**INSTRUÇÃO 1:** Disponha em uma lista JSON de strings, uma para cada linha e sem as linhas em branco, o trecho dos registros que começa na linha que contém "check-availability-button[interactable]: CHECK AVAILABILITY" e termina na que contém "scheduled-date-input[interactable]: 06/11/2021 18:29:50", com as duas incluídas.

**TEXTO DA PÁGINA:**
.....

III – nas operações interestaduais com gás natural e seus derivados, e lubrificantes e combustíveis não incluídos no inciso I deste parágrafo, destinadas a não contribuinte, o imposto caberá ao Estado de origem;
IV – as alíquotas do imposto serão definidas mediante deliberação dos Estados e Distrito Federal, nos termos do § 2º, XII, g, observando-se o seguinte:
O entendimento do Supremo Tribunal Federal acerca do convênio é o de que se trata “de ato infralegal, celebrado de forma a complementar a atuação legislativa estadual, a qual, por sua vez, deve subsumir-se às regras gerais estabelecidas em lei complementar nacional editada para esse específico fim” [3]. O STF não reconhece a validade do convênio enquanto instrumento normativo autônomo de natureza geral, que é atribuição privativa da lei complementar (art. 146, III e art. 155, § 2º, XII da CF). Nem poderia ser de outra forma, pois o Confaz, órgão que edita os convênios sequer tem existência legal, criado que foi pelo Convênio nº 8/75 de 14 de abril de 1975, isto é, o órgão destinado a editar convênios nasceu de um convênio. É o caso de se perguntar: quem nasceu primeiro? O ovo ou a galinha?
Tanto é que o STF já teve a oportunidade de julgar inconstitucionais os §§ 10 e 11, da cláusula vigésima primeira do Convênio nº 110/2007 nas redações dadas pelos Convênios nºs 101/2008 e 136/2008 que prescreviam o estorno de créditos “na forma de recolhimento do valor correspondente ao ICMS diferido”, ao invés de prescrever simplesmente a anulação escritural de créditos, fato que implica bitributação, ofensiva aos arts. 145, § 1º, 150, I e 155, § 2º, I e § 5º da CF (ADI nº 4171-DF, Relatora Ministra Ellen Gracie, DJe de 21-8-2015).
3 Exame do Convênio nº 52/17
O Convênio sob análise está fundado nos arts. 6º a 10 da Lei Complementar nº 87/96, arts. 102 e 199 do CTN, na alínea “a”, do inciso XII, do § 1º e nos §§ 7º e 8º, do art. 13, no art. 21-B e nos §§ 12 a 14 do art. 26, todos da Lei Complementar nº 123/2006.
Ele se reveste de ato normativo autônomo dispondo genericamente sobre:
A toda evidência, muitos de suas cláusulas extrapolam do âmbito de atuação dos convênios delimitado pela Constituição e definido pela Corte Suprema, adentrando no campo reservado à lei complementar. Examinemos as cláusulas impugnadas e acolhidas em sede de tutela antecipatória.

.....

**INSTRUÇÃO 2:** Devolva sem nenhuma alteração o trecho do texto sobre convênios de ICMS que começa nas palavras "3 Exame do Convênio" e termina em "Complementar nº 123/2006.".

.....

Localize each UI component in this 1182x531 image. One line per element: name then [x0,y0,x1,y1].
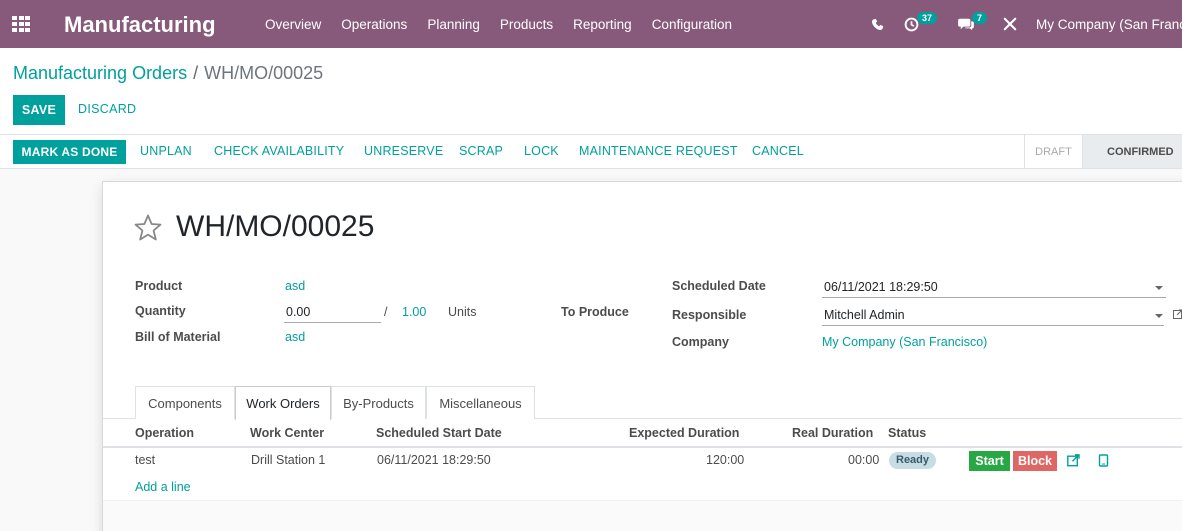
check-availability-button[interactable]: CHECK AVAILABILITY [214,144,344,158]
breadcrumb-separator: / [193,63,199,83]
company-field[interactable]: My Company (San Francisco) [822,335,987,349]
quantity-target: 1.00 [402,305,427,319]
unreserve-button[interactable]: UNRESERVE [364,144,443,158]
menu-reporting[interactable]: Reporting [573,17,632,32]
scrap-button[interactable]: SCRAP [459,144,503,158]
external-link-icon[interactable] [1173,309,1182,319]
cancel-button[interactable]: CANCEL [752,144,804,158]
message-count-badge: 7 [972,12,988,24]
table-footer [103,500,1182,531]
top-navbar: Manufacturing Overview Operations Planni… [0,0,1182,48]
apps-grid-icon[interactable] [12,16,30,32]
column-operation[interactable]: Operation [135,426,194,440]
cell-operation: test [135,453,156,467]
responsible-dropdown-caret-icon[interactable] [1155,314,1163,318]
quantity-label: Quantity [135,304,186,318]
column-expected-duration[interactable]: Expected Duration [629,426,739,440]
start-button[interactable]: Start [969,451,1010,471]
main-menu: Overview Operations Planning Products Re… [255,17,742,32]
menu-overview[interactable]: Overview [265,17,321,32]
status-badge: Ready [889,452,937,469]
cell-real-duration: 00:00 [848,453,880,467]
company-label: Company [672,335,729,349]
product-field[interactable]: asd [285,279,305,293]
bom-label: Bill of Material [135,330,221,344]
discard-button[interactable]: DISCARD [78,102,136,116]
breadcrumb: Manufacturing Orders / WH/MO/00025 [13,63,323,84]
activity-count-badge: 37 [917,12,938,24]
block-button[interactable]: Block [1013,451,1057,471]
record-title: WH/MO/00025 [176,210,375,243]
quantity-produced-input[interactable]: 0.00 [284,301,381,323]
menu-configuration[interactable]: Configuration [652,17,732,32]
product-label: Product [135,279,183,293]
date-dropdown-caret-icon[interactable] [1155,286,1163,290]
stage-pipeline: DRAFT CONFIRMED [1024,135,1182,168]
tab-components[interactable]: Components [135,386,235,419]
activity-clock-icon[interactable]: 37 [904,0,938,48]
stage-draft: DRAFT [1024,135,1082,168]
column-work-center[interactable]: Work Center [250,426,324,440]
maintenance-request-button[interactable]: MAINTENANCE REQUEST [579,144,738,158]
cell-work-center: Drill Station 1 [251,453,326,467]
scheduled-date-input[interactable]: 06/11/2021 18:29:50 [822,276,1166,298]
messages-chat-icon[interactable]: 7 [958,0,988,48]
open-external-icon[interactable] [1067,454,1080,467]
bom-field[interactable]: asd [285,330,305,344]
form-statusbar: MARK AS DONE UNPLAN CHECK AVAILABILITY U… [0,134,1182,169]
column-status[interactable]: Status [888,426,926,440]
breadcrumb-parent-link[interactable]: Manufacturing Orders [13,63,187,83]
column-scheduled-start[interactable]: Scheduled Start Date [376,426,502,440]
responsible-label: Responsible [672,308,747,322]
responsible-input[interactable]: Mitchell Admin [822,304,1164,326]
tab-by-products[interactable]: By-Products [331,386,426,419]
company-switcher[interactable]: My Company (San Francisco) [1036,17,1182,32]
cell-expected-duration: 120:00 [706,453,745,467]
cell-scheduled-start: 06/11/2021 18:29:50 [377,453,491,467]
app-brand[interactable]: Manufacturing [64,12,216,38]
lock-button[interactable]: LOCK [524,144,559,158]
save-button[interactable]: SAVE [13,95,65,125]
menu-planning[interactable]: Planning [427,17,480,32]
column-real-duration[interactable]: Real Duration [792,426,873,440]
favorite-star-icon[interactable] [133,213,163,243]
to-produce-label: To Produce [561,305,629,319]
quantity-separator: / [384,305,388,319]
mark-as-done-button[interactable]: MARK AS DONE [13,140,126,164]
debug-tools-icon[interactable] [1003,0,1017,48]
unplan-button[interactable]: UNPLAN [140,144,192,158]
scheduled-date-label: Scheduled Date [672,279,766,293]
menu-operations[interactable]: Operations [341,17,407,32]
tablet-view-icon[interactable] [1098,454,1109,467]
tab-work-orders[interactable]: Work Orders [235,386,331,420]
breadcrumb-current: WH/MO/00025 [204,63,324,83]
add-a-line-link[interactable]: Add a line [135,480,191,494]
menu-products[interactable]: Products [500,17,553,32]
stage-confirmed: CONFIRMED [1082,135,1182,168]
phone-icon[interactable] [871,0,884,48]
tab-miscellaneous[interactable]: Miscellaneous [426,386,535,419]
control-panel: Manufacturing Orders / WH/MO/00025 SAVE DI… [0,48,1182,134]
quantity-uom: Units [448,305,477,319]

.....

**RESPOSTA ESPERADA 1:**
[
  "check-availability-button[interactable]: CHECK AVAILABILITY [214,144,344,158]",
  "breadcrumb-separator: / [193,63,199,83]",
  "company-field[interactable]: My Company (San Francisco) [822,335,987,349]",
  "quantity-target: 1.00 [402,305,427,319]",
  "unreserve-button[interactable]: UNRESERVE [364,144,443,158]",
  "menu-reporting[interactable]: Reporting [573,17,632,32]",
  "scrap-button[interactable]: SCRAP [459,144,503,158]",
  "external-link-icon[interactable] [1173,309,1182,319]",
  "cancel-button[interactable]: CANCEL [752,144,804,158]",
  "message-count-badge: 7 [972,12,988,24]",
  "table-footer [103,500,1182,531]",
  "top-navbar: Manufacturing Overview Operations Planni… [0,0,1182,48]",
  "apps-grid-icon[interactable] [12,16,30,32]",
  "column-operation[interactable]: Operation [135,426,194,440]",
  "cell-operation: test [135,453,156,467]",
  "responsible-dropdown-caret-icon[interactable] [1155,314,1163,318]",
  "quantity-label: Quantity [135,304,186,318]",
  "column-expected-duration[interactable]: Expected Duration [629,426,739,440]",
  "start-button[interactable]: Start [969,451,1010,471]",
  "main-menu: Overview Operations Planning Products Re… [255,17,742,32]",
  "menu-overview[interactable]: Overview [265,17,321,32]",
  "status-badge: Ready [889,452,937,469]",
  "cell-real-duration: 00:00 [848,453,880,467]",
  "company-label: Company [672,335,729,349]",
  "product-field[interactable]: asd [285,279,305,293]",
  "bom-label: Bill of Material [135,330,221,344]",
  "discard-button[interactable]: DISCARD [78,102,136,116]",
  "breadcrumb: Manufacturing Orders / WH/MO/00025 [13,63,323,84]",
  "activity-count-badge: 37 [917,12,938,24]",
  "block-button[interactable]: Block [1013,451,1057,471]",
  "record-title: WH/MO/00025 [176,210,375,243]",
  "quantity-produced-input[interactable]: 0.00 [284,301,381,323]",
  "menu-configuration[interactable]: Configuration [652,17,732,32]",
  "product-label: Product [135,279,183,293]",
  "date-dropdown-caret-icon[interactable] [1155,286,1163,290]",
  "stage-pipeline: DRAFT CONFIRMED [1024,135,1182,168]",
  "tab-components[interactable]: Components [135,386,235,419]",
  "activity-clock-icon[interactable]: 37 [904,0,938,48]",
  "stage-draft: DRAFT [1024,135,1082,168]",
  "column-work-center[interactable]: Work Center [250,426,324,440]",
  "maintenance-request-button[interactable]: MAINTENANCE REQUEST [579,144,738,158]",
  "cell-work-center: Drill Station 1 [251,453,326,467]",
  "scheduled-date-input[interactable]: 06/11/2021 18:29:50 [822,276,1166,298]"
]

**RESPOSTA ESPERADA 2:**
3 Exame do Convênio nº 52/17
O Convênio sob análise está fundado nos arts. 6º a 10 da Lei Complementar nº 87/96, arts. 102 e 199 do CTN, na alínea “a”, do inciso XII, do § 1º e nos §§ 7º e 8º, do art. 13, no art. 21-B e nos §§ 12 a 14 do art. 26, todos da Lei Complementar nº 123/2006.